Data entries =>
⟨
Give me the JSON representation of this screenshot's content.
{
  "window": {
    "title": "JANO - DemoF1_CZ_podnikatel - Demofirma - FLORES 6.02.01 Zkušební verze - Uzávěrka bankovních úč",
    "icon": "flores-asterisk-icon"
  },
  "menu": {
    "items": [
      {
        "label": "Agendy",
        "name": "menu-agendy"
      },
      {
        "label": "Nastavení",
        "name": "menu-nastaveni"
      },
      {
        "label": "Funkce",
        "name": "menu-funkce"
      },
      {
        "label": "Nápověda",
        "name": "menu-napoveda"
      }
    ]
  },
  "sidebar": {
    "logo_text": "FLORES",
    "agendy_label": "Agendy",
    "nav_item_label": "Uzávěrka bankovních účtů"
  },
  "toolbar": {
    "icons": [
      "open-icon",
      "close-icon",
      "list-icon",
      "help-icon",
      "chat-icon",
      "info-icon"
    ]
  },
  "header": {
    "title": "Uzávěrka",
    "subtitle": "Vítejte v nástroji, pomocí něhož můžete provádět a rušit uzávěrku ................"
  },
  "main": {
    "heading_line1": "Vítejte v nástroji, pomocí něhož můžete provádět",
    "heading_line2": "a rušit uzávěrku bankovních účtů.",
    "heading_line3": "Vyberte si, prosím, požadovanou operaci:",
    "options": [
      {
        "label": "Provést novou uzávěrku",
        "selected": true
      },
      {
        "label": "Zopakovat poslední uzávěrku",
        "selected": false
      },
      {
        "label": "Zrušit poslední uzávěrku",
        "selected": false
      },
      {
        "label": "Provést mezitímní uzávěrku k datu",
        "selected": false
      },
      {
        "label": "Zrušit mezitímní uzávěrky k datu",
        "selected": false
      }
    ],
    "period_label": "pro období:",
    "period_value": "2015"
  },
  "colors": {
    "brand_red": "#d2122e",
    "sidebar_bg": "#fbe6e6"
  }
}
⟩
Work to complete => Extract every line above exactly as it stands.

Written answer =>
Give me the JSON representation of this screenshot's content.
{
  "window": {
    "title": "JANO - DemoF1_CZ_podnikatel - Demofirma - FLORES 6.02.01 Zkušební verze - Uzávěrka bankovních úč",
    "icon": "flores-asterisk-icon"
  },
  "menu": {
    "items": [
      {
        "label": "Agendy",
        "name": "menu-agendy"
      },
      {
        "label": "Nastavení",
        "name": "menu-nastaveni"
      },
      {
        "label": "Funkce",
        "name": "menu-funkce"
      },
      {
        "label": "Nápověda",
        "name": "menu-napoveda"
      }
    ]
  },
  "sidebar": {
    "logo_text": "FLORES",
    "agendy_label": "Agendy",
    "nav_item_label": "Uzávěrka bankovních účtů"
  },
  "toolbar": {
    "icons": [
      "open-icon",
      "close-icon",
      "list-icon",
      "help-icon",
      "chat-icon",
      "info-icon"
    ]
  },
  "header": {
    "title": "Uzávěrka",
    "subtitle": "Vítejte v nástroji, pomocí něhož můžete provádět a rušit uzávěrku ................"
  },
  "main": {
    "heading_line1": "Vítejte v nástroji, pomocí něhož můžete provádět",
    "heading_line2": "a rušit uzávěrku bankovních účtů.",
    "heading_line3": "Vyberte si, prosím, požadovanou operaci:",
    "options": [
      {
        "label": "Provést novou uzávěrku",
        "selected": true
      },
      {
        "label": "Zopakovat poslední uzávěrku",
        "selected": false
      },
      {
        "label": "Zrušit poslední uzávěrku",
        "selected": false
      },
      {
        "label": "Provést mezitímní uzávěrku k datu",
        "selected": false
      },
      {
        "label": "Zrušit mezitímní uzávěrky k datu",
        "selected": false
      }
    ],
    "period_label": "pro období:",
    "period_value": "2015"
  },
  "colors": {
    "brand_red": "#d2122e",
    "sidebar_bg": "#fbe6e6"
  }
}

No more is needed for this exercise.